- [WHAT THE TASK REQUIRES] Go through the entries below and collect each line with the string "home" in it.

- [EXERCISE INPUTS]
----------

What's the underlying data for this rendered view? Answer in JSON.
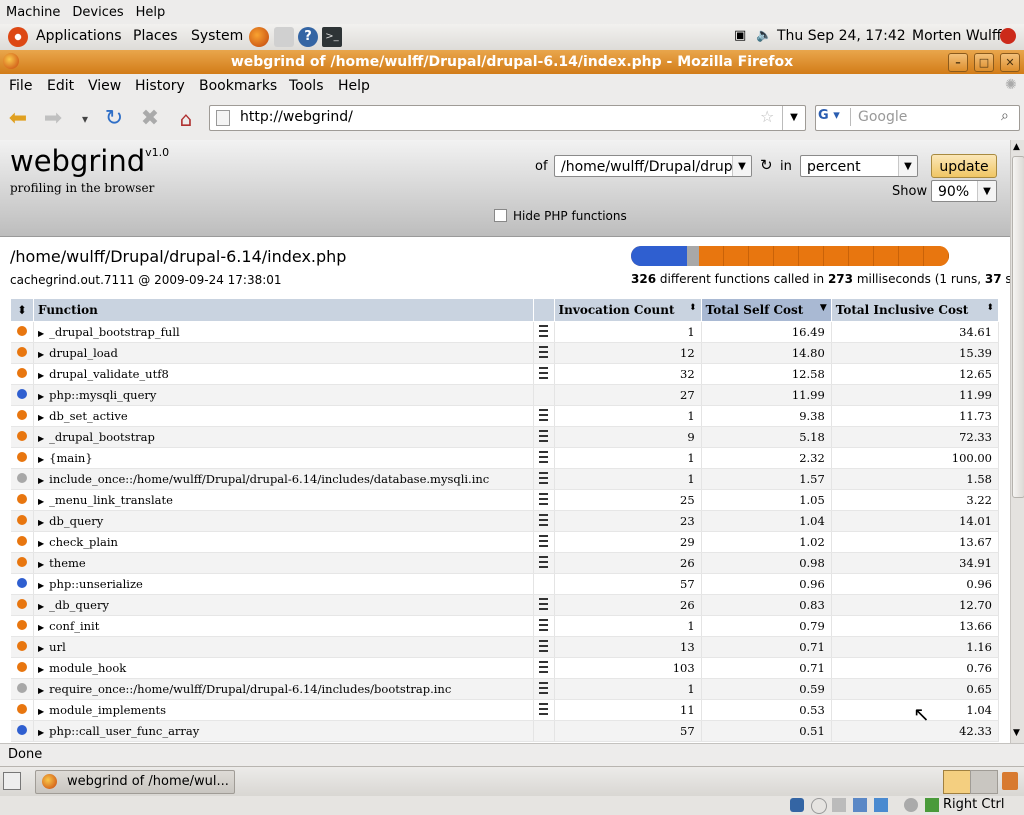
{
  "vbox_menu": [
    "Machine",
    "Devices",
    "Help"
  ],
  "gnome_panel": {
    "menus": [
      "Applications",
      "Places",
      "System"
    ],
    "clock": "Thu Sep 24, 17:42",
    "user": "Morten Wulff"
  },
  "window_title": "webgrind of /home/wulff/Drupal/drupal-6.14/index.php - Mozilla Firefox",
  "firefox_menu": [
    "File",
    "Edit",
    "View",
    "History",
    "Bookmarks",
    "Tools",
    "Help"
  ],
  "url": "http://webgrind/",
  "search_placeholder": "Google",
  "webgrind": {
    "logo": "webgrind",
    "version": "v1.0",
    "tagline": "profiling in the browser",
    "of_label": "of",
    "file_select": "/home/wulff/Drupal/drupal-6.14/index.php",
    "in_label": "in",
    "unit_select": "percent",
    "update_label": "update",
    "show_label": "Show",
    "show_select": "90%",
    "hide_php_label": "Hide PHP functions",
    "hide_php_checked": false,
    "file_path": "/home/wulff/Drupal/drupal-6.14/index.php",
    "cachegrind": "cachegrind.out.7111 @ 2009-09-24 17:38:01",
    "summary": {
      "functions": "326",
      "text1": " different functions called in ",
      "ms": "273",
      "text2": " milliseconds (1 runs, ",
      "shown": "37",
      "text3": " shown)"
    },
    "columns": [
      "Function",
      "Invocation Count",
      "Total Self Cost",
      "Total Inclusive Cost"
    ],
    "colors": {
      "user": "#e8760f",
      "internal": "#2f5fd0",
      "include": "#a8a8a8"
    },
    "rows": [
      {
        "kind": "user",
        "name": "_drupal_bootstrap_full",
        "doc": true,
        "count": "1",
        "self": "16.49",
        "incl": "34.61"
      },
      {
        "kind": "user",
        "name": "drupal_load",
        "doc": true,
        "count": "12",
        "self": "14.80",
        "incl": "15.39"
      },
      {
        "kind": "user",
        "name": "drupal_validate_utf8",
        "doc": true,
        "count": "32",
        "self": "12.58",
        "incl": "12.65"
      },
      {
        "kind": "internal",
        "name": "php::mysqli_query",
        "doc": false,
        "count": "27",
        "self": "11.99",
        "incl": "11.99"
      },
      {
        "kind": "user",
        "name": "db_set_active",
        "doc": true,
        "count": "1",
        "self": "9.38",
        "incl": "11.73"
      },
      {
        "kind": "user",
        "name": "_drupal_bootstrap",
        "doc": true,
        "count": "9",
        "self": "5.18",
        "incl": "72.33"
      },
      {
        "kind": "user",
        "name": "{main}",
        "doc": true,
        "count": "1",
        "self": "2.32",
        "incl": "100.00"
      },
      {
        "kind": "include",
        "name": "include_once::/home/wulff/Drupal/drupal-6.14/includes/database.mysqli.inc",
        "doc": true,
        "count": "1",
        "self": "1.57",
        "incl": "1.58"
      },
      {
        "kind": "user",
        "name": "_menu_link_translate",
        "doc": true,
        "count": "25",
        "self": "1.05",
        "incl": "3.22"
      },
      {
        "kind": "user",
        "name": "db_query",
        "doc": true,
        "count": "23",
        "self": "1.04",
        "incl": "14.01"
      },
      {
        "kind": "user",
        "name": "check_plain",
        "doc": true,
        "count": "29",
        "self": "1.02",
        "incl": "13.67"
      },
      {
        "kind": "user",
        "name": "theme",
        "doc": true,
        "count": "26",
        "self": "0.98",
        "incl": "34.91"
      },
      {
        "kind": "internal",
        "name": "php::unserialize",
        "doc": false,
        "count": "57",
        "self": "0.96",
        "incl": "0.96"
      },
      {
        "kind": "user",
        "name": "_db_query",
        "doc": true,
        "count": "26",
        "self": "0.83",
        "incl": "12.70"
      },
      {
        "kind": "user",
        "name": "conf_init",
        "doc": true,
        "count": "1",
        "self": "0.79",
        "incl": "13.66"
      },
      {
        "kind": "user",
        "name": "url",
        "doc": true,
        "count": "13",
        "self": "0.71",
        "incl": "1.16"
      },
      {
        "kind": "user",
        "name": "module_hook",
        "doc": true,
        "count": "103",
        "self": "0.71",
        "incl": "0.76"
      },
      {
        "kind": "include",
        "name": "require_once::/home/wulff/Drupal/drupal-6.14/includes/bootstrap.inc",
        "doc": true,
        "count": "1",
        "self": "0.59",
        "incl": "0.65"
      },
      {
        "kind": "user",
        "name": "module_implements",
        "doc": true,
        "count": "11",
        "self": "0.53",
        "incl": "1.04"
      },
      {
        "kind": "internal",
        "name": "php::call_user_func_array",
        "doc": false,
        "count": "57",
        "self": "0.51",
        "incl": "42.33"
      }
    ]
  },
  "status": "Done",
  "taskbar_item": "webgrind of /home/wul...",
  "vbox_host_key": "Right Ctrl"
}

----------

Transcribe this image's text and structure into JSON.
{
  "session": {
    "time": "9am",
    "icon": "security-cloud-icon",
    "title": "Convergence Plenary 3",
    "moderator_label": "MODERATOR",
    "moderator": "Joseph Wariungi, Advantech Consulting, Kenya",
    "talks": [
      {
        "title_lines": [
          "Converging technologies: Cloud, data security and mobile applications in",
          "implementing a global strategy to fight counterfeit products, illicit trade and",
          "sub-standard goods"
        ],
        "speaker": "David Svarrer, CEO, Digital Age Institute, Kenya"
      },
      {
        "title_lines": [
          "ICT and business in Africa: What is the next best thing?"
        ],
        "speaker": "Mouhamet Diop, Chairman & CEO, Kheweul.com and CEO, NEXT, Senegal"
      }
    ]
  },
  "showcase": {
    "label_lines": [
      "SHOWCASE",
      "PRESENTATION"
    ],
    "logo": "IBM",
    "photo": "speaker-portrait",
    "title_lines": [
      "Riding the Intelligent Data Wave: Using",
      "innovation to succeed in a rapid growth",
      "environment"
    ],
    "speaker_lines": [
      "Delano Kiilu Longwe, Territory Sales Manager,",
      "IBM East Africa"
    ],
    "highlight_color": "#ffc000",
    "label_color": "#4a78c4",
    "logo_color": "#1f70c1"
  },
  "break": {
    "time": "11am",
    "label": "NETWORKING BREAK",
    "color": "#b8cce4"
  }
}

----------

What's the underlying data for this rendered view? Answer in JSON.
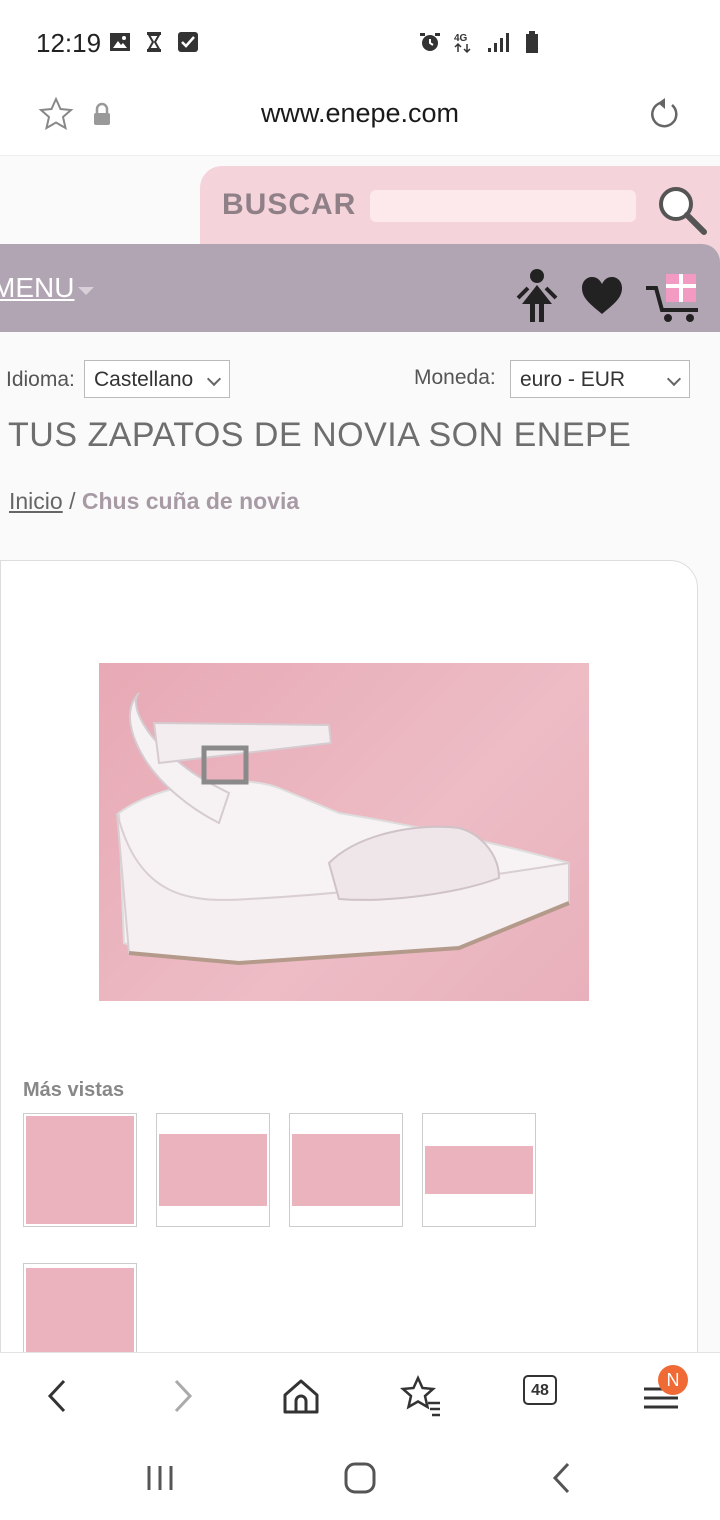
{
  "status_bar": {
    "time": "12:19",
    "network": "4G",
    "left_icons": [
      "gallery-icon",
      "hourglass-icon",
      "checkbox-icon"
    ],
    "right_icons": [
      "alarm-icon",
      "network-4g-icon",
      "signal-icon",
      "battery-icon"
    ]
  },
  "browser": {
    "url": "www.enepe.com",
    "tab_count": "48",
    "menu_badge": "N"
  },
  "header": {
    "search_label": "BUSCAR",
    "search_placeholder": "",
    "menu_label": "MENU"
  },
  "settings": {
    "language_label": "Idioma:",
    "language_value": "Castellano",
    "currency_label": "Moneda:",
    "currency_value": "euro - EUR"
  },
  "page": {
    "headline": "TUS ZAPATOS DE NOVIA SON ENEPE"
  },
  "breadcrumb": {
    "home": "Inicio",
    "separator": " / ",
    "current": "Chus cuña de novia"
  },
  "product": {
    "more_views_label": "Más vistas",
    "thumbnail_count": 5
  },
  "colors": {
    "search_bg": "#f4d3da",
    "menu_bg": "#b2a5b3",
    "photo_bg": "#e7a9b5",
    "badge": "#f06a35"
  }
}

----------

- [EXERCISE SOLUTION]
  "window_title": "webgrind of /home/wulff/Drupal/drupal-6.14/index.php - Mozilla Firefox",
    "file_select": "/home/wulff/Drupal/drupal-6.14/index.php",
    "file_path": "/home/wulff/Drupal/drupal-6.14/index.php",
        "name": "include_once::/home/wulff/Drupal/drupal-6.14/includes/database.mysqli.inc",
        "name": "require_once::/home/wulff/Drupal/drupal-6.14/includes/bootstrap.inc",
  "taskbar_item": "webgrind of /home/wul...",
    "home": "Inicio",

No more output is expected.